[Stored items]
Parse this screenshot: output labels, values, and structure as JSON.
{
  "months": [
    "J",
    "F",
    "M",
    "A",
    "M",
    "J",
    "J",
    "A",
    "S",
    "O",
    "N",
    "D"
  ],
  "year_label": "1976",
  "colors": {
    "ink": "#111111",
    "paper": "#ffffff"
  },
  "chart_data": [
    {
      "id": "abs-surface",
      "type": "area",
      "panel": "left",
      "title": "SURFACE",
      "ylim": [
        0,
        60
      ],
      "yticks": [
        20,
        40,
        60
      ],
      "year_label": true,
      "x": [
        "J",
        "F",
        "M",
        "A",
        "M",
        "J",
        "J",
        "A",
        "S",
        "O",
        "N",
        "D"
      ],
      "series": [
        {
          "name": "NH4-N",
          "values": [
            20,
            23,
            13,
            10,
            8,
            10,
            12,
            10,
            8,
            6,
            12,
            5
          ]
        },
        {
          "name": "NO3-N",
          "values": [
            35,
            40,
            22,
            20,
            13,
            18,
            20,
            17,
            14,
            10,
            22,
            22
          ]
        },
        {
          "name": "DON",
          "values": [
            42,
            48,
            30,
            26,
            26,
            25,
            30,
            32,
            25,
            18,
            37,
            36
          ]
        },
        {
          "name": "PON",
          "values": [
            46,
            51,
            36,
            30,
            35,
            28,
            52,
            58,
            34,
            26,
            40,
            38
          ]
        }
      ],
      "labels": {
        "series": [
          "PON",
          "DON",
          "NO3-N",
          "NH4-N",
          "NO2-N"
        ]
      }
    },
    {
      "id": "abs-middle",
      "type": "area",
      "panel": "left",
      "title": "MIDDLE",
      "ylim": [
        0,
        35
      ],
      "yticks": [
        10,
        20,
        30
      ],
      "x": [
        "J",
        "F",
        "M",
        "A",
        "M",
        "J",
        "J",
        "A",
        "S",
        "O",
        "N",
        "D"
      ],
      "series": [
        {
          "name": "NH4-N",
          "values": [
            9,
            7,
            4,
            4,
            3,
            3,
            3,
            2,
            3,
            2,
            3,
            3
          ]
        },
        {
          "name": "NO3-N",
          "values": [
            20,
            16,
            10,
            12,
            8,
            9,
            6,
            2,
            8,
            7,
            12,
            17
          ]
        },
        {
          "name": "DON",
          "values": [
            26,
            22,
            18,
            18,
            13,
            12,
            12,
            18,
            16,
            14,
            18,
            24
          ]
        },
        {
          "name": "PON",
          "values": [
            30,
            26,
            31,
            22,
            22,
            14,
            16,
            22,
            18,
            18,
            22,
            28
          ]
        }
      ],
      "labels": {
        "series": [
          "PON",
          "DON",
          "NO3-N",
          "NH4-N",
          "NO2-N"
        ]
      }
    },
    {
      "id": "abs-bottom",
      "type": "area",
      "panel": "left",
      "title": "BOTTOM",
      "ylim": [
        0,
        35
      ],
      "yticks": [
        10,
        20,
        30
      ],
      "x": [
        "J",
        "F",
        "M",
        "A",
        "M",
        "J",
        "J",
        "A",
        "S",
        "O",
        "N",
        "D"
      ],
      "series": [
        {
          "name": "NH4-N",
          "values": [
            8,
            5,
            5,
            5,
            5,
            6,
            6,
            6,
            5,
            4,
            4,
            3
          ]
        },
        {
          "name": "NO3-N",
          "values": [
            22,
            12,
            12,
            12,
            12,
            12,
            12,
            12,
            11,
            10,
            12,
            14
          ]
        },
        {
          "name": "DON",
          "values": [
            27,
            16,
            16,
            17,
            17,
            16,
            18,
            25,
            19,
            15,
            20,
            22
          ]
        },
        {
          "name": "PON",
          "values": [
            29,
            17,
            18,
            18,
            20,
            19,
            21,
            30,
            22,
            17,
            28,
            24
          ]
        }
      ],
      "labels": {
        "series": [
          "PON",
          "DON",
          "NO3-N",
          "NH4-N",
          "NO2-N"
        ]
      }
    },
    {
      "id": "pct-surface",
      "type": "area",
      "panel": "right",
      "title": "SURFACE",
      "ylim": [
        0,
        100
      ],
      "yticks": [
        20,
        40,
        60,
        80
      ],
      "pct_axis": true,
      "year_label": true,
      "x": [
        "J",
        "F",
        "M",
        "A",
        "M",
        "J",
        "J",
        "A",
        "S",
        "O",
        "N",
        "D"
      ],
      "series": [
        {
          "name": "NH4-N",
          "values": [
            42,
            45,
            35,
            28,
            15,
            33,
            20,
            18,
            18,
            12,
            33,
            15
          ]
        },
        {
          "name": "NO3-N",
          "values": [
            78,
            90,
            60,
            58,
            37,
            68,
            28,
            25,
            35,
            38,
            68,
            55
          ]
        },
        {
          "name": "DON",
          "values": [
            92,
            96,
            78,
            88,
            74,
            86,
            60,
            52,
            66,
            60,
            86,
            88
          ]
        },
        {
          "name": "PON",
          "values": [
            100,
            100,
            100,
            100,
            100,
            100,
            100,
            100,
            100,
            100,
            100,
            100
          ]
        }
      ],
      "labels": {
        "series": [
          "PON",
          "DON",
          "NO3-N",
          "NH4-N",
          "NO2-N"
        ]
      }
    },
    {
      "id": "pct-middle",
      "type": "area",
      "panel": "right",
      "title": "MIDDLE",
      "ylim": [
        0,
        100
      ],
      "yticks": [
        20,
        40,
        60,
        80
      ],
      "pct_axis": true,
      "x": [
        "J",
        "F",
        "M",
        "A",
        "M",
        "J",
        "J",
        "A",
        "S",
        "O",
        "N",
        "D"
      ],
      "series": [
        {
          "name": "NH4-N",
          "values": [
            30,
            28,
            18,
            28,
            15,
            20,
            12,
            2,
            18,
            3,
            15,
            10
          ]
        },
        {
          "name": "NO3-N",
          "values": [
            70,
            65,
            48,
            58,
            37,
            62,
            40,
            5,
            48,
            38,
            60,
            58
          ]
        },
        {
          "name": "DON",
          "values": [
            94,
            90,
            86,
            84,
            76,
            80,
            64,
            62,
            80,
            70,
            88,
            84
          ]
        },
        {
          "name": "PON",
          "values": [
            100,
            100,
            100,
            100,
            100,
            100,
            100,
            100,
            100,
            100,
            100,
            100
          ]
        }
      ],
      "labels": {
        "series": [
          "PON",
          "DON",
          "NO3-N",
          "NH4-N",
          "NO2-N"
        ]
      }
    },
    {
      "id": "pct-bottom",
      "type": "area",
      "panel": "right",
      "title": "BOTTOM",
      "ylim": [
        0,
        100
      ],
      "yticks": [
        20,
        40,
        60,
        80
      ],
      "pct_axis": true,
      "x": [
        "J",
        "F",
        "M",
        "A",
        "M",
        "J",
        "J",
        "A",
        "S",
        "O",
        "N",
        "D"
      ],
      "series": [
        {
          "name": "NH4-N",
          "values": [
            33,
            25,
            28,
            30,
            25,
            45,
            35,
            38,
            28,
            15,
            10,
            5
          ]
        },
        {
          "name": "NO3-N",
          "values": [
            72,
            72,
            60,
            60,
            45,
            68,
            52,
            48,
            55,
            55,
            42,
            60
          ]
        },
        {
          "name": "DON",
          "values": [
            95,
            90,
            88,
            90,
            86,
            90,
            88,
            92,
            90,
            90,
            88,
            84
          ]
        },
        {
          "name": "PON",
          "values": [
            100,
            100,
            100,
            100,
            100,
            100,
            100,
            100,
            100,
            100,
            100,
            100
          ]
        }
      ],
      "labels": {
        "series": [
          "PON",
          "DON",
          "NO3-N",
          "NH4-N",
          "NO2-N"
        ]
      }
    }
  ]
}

Exercise directions
Reproduce every line above without error.

Answer to the problem
Parse this screenshot: output labels, values, and structure as JSON.
{
  "months": [
    "J",
    "F",
    "M",
    "A",
    "M",
    "J",
    "J",
    "A",
    "S",
    "O",
    "N",
    "D"
  ],
  "year_label": "1976",
  "colors": {
    "ink": "#111111",
    "paper": "#ffffff"
  },
  "chart_data": [
    {
      "id": "abs-surface",
      "type": "area",
      "panel": "left",
      "title": "SURFACE",
      "ylim": [
        0,
        60
      ],
      "yticks": [
        20,
        40,
        60
      ],
      "year_label": true,
      "x": [
        "J",
        "F",
        "M",
        "A",
        "M",
        "J",
        "J",
        "A",
        "S",
        "O",
        "N",
        "D"
      ],
      "series": [
        {
          "name": "NH4-N",
          "values": [
            20,
            23,
            13,
            10,
            8,
            10,
            12,
            10,
            8,
            6,
            12,
            5
          ]
        },
        {
          "name": "NO3-N",
          "values": [
            35,
            40,
            22,
            20,
            13,
            18,
            20,
            17,
            14,
            10,
            22,
            22
          ]
        },
        {
          "name": "DON",
          "values": [
            42,
            48,
            30,
            26,
            26,
            25,
            30,
            32,
            25,
            18,
            37,
            36
          ]
        },
        {
          "name": "PON",
          "values": [
            46,
            51,
            36,
            30,
            35,
            28,
            52,
            58,
            34,
            26,
            40,
            38
          ]
        }
      ],
      "labels": {
        "series": [
          "PON",
          "DON",
          "NO3-N",
          "NH4-N",
          "NO2-N"
        ]
      }
    },
    {
      "id": "abs-middle",
      "type": "area",
      "panel": "left",
      "title": "MIDDLE",
      "ylim": [
        0,
        35
      ],
      "yticks": [
        10,
        20,
        30
      ],
      "x": [
        "J",
        "F",
        "M",
        "A",
        "M",
        "J",
        "J",
        "A",
        "S",
        "O",
        "N",
        "D"
      ],
      "series": [
        {
          "name": "NH4-N",
          "values": [
            9,
            7,
            4,
            4,
            3,
            3,
            3,
            2,
            3,
            2,
            3,
            3
          ]
        },
        {
          "name": "NO3-N",
          "values": [
            20,
            16,
            10,
            12,
            8,
            9,
            6,
            2,
            8,
            7,
            12,
            17
          ]
        },
        {
          "name": "DON",
          "values": [
            26,
            22,
            18,
            18,
            13,
            12,
            12,
            18,
            16,
            14,
            18,
            24
          ]
        },
        {
          "name": "PON",
          "values": [
            30,
            26,
            31,
            22,
            22,
            14,
            16,
            22,
            18,
            18,
            22,
            28
          ]
        }
      ],
      "labels": {
        "series": [
          "PON",
          "DON",
          "NO3-N",
          "NH4-N",
          "NO2-N"
        ]
      }
    },
    {
      "id": "abs-bottom",
      "type": "area",
      "panel": "left",
      "title": "BOTTOM",
      "ylim": [
        0,
        35
      ],
      "yticks": [
        10,
        20,
        30
      ],
      "x": [
        "J",
        "F",
        "M",
        "A",
        "M",
        "J",
        "J",
        "A",
        "S",
        "O",
        "N",
        "D"
      ],
      "series": [
        {
          "name": "NH4-N",
          "values": [
            8,
            5,
            5,
            5,
            5,
            6,
            6,
            6,
            5,
            4,
            4,
            3
          ]
        },
        {
          "name": "NO3-N",
          "values": [
            22,
            12,
            12,
            12,
            12,
            12,
            12,
            12,
            11,
            10,
            12,
            14
          ]
        },
        {
          "name": "DON",
          "values": [
            27,
            16,
            16,
            17,
            17,
            16,
            18,
            25,
            19,
            15,
            20,
            22
          ]
        },
        {
          "name": "PON",
          "values": [
            29,
            17,
            18,
            18,
            20,
            19,
            21,
            30,
            22,
            17,
            28,
            24
          ]
        }
      ],
      "labels": {
        "series": [
          "PON",
          "DON",
          "NO3-N",
          "NH4-N",
          "NO2-N"
        ]
      }
    },
    {
      "id": "pct-surface",
      "type": "area",
      "panel": "right",
      "title": "SURFACE",
      "ylim": [
        0,
        100
      ],
      "yticks": [
        20,
        40,
        60,
        80
      ],
      "pct_axis": true,
      "year_label": true,
      "x": [
        "J",
        "F",
        "M",
        "A",
        "M",
        "J",
        "J",
        "A",
        "S",
        "O",
        "N",
        "D"
      ],
      "series": [
        {
          "name": "NH4-N",
          "values": [
            42,
            45,
            35,
            28,
            15,
            33,
            20,
            18,
            18,
            12,
            33,
            15
          ]
        },
        {
          "name": "NO3-N",
          "values": [
            78,
            90,
            60,
            58,
            37,
            68,
            28,
            25,
            35,
            38,
            68,
            55
          ]
        },
        {
          "name": "DON",
          "values": [
            92,
            96,
            78,
            88,
            74,
            86,
            60,
            52,
            66,
            60,
            86,
            88
          ]
        },
        {
          "name": "PON",
          "values": [
            100,
            100,
            100,
            100,
            100,
            100,
            100,
            100,
            100,
            100,
            100,
            100
          ]
        }
      ],
      "labels": {
        "series": [
          "PON",
          "DON",
          "NO3-N",
          "NH4-N",
          "NO2-N"
        ]
      }
    },
    {
      "id": "pct-middle",
      "type": "area",
      "panel": "right",
      "title": "MIDDLE",
      "ylim": [
        0,
        100
      ],
      "yticks": [
        20,
        40,
        60,
        80
      ],
      "pct_axis": true,
      "x": [
        "J",
        "F",
        "M",
        "A",
        "M",
        "J",
        "J",
        "A",
        "S",
        "O",
        "N",
        "D"
      ],
      "series": [
        {
          "name": "NH4-N",
          "values": [
            30,
            28,
            18,
            28,
            15,
            20,
            12,
            2,
            18,
            3,
            15,
            10
          ]
        },
        {
          "name": "NO3-N",
          "values": [
            70,
            65,
            48,
            58,
            37,
            62,
            40,
            5,
            48,
            38,
            60,
            58
          ]
        },
        {
          "name": "DON",
          "values": [
            94,
            90,
            86,
            84,
            76,
            80,
            64,
            62,
            80,
            70,
            88,
            84
          ]
        },
        {
          "name": "PON",
          "values": [
            100,
            100,
            100,
            100,
            100,
            100,
            100,
            100,
            100,
            100,
            100,
            100
          ]
        }
      ],
      "labels": {
        "series": [
          "PON",
          "DON",
          "NO3-N",
          "NH4-N",
          "NO2-N"
        ]
      }
    },
    {
      "id": "pct-bottom",
      "type": "area",
      "panel": "right",
      "title": "BOTTOM",
      "ylim": [
        0,
        100
      ],
      "yticks": [
        20,
        40,
        60,
        80
      ],
      "pct_axis": true,
      "x": [
        "J",
        "F",
        "M",
        "A",
        "M",
        "J",
        "J",
        "A",
        "S",
        "O",
        "N",
        "D"
      ],
      "series": [
        {
          "name": "NH4-N",
          "values": [
            33,
            25,
            28,
            30,
            25,
            45,
            35,
            38,
            28,
            15,
            10,
            5
          ]
        },
        {
          "name": "NO3-N",
          "values": [
            72,
            72,
            60,
            60,
            45,
            68,
            52,
            48,
            55,
            55,
            42,
            60
          ]
        },
        {
          "name": "DON",
          "values": [
            95,
            90,
            88,
            90,
            86,
            90,
            88,
            92,
            90,
            90,
            88,
            84
          ]
        },
        {
          "name": "PON",
          "values": [
            100,
            100,
            100,
            100,
            100,
            100,
            100,
            100,
            100,
            100,
            100,
            100
          ]
        }
      ],
      "labels": {
        "series": [
          "PON",
          "DON",
          "NO3-N",
          "NH4-N",
          "NO2-N"
        ]
      }
    }
  ]
}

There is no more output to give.